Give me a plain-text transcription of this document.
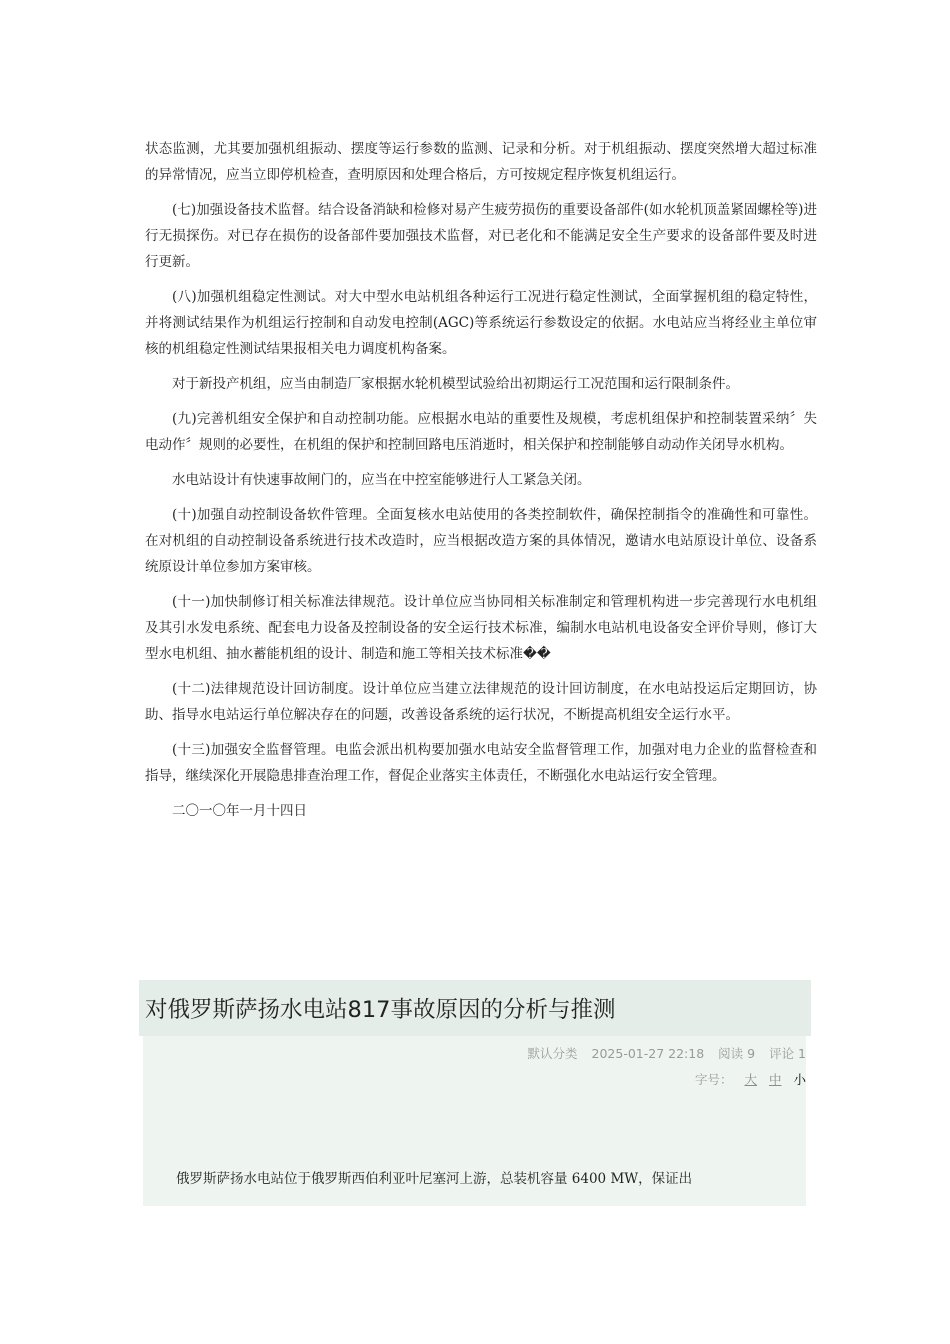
状态监测，尤其要加强机组振动、摆度等运行参数的监测、记录和分析。对于机组振动、摆度突然增大超过标准的异常情况，应当立即停机检查，查明原因和处理合格后，方可按规定程序恢复机组运行。

(七)加强设备技术监督。结合设备消缺和检修对易产生疲劳损伤的重要设备部件(如水轮机顶盖紧固螺栓等)进行无损探伤。对已存在损伤的设备部件要加强技术监督，对已老化和不能满足安全生产要求的设备部件要及时进行更新。

(八)加强机组稳定性测试。对大中型水电站机组各种运行工况进行稳定性测试，全面掌握机组的稳定特性，并将测试结果作为机组运行控制和自动发电控制(AGC)等系统运行参数设定的依据。水电站应当将经业主单位审核的机组稳定性测试结果报相关电力调度机构备案。

对于新投产机组，应当由制造厂家根据水轮机模型试验给出初期运行工况范围和运行限制条件。

(九)完善机组安全保护和自动控制功能。应根据水电站的重要性及规模，考虑机组保护和控制装置采纳〞失电动作〞规则的必要性，在机组的保护和控制回路电压消逝时，相关保护和控制能够自动动作关闭导水机构。

水电站设计有快速事故闸门的，应当在中控室能够进行人工紧急关闭。

(十)加强自动控制设备软件管理。全面复核水电站使用的各类控制软件，确保控制指令的准确性和可靠性。在对机组的自动控制设备系统进行技术改造时，应当根据改造方案的具体情况，邀请水电站原设计单位、设备系统原设计单位参加方案审核。

(十一)加快制修订相关标准法律规范。设计单位应当协同相关标准制定和管理机构进一步完善现行水电机组及其引水发电系统、配套电力设备及控制设备的安全运行技术标准，编制水电站机电设备安全评价导则，修订大型水电机组、抽水蓄能机组的设计、制造和施工等相关技术标准��

(十二)法律规范设计回访制度。设计单位应当建立法律规范的设计回访制度，在水电站投运后定期回访，协助、指导水电站运行单位解决存在的问题，改善设备系统的运行状况，不断提高机组安全运行水平。

(十三)加强安全监督管理。电监会派出机构要加强水电站安全监督管理工作，加强对电力企业的监督检查和指导，继续深化开展隐患排查治理工作，督促企业落实主体责任，不断强化水电站运行安全管理。

二〇一〇年一月十四日

对俄罗斯萨扬水电站817事故原因的分析与推测
默认分类 2025-01-27 22:18 阅读 9 评论 1
字号： 大 中 小
俄罗斯萨扬水电站位于俄罗斯西伯利亚叶尼塞河上游，总装机容量 6400 MW，保证出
========
- _YOUR GOAL_:
Omit the pictures. Output every record above word for word.

- _CORRECT RESPONSE_:
Give me a plain-text transcription of this document.
状态监测，尤其要加强机组振动、摆度等运行参数的监测、记录和分析。对于机组振动、摆度突然增大超过标准的异常情况，应当立即停机检查，查明原因和处理合格后，方可按规定程序恢复机组运行。

(七)加强设备技术监督。结合设备消缺和检修对易产生疲劳损伤的重要设备部件(如水轮机顶盖紧固螺栓等)进行无损探伤。对已存在损伤的设备部件要加强技术监督，对已老化和不能满足安全生产要求的设备部件要及时进行更新。

(八)加强机组稳定性测试。对大中型水电站机组各种运行工况进行稳定性测试，全面掌握机组的稳定特性，并将测试结果作为机组运行控制和自动发电控制(AGC)等系统运行参数设定的依据。水电站应当将经业主单位审核的机组稳定性测试结果报相关电力调度机构备案。

对于新投产机组，应当由制造厂家根据水轮机模型试验给出初期运行工况范围和运行限制条件。

(九)完善机组安全保护和自动控制功能。应根据水电站的重要性及规模，考虑机组保护和控制装置采纳〞失电动作〞规则的必要性，在机组的保护和控制回路电压消逝时，相关保护和控制能够自动动作关闭导水机构。

水电站设计有快速事故闸门的，应当在中控室能够进行人工紧急关闭。

(十)加强自动控制设备软件管理。全面复核水电站使用的各类控制软件，确保控制指令的准确性和可靠性。在对机组的自动控制设备系统进行技术改造时，应当根据改造方案的具体情况，邀请水电站原设计单位、设备系统原设计单位参加方案审核。

(十一)加快制修订相关标准法律规范。设计单位应当协同相关标准制定和管理机构进一步完善现行水电机组及其引水发电系统、配套电力设备及控制设备的安全运行技术标准，编制水电站机电设备安全评价导则，修订大型水电机组、抽水蓄能机组的设计、制造和施工等相关技术标准��

(十二)法律规范设计回访制度。设计单位应当建立法律规范的设计回访制度，在水电站投运后定期回访，协助、指导水电站运行单位解决存在的问题，改善设备系统的运行状况，不断提高机组安全运行水平。

(十三)加强安全监督管理。电监会派出机构要加强水电站安全监督管理工作，加强对电力企业的监督检查和指导，继续深化开展隐患排查治理工作，督促企业落实主体责任，不断强化水电站运行安全管理。

二〇一〇年一月十四日

对俄罗斯萨扬水电站817事故原因的分析与推测
默认分类 2025-01-27 22:18 阅读 9 评论 1
字号： 大 中 小
俄罗斯萨扬水电站位于俄罗斯西伯利亚叶尼塞河上游，总装机容量 6400 MW，保证出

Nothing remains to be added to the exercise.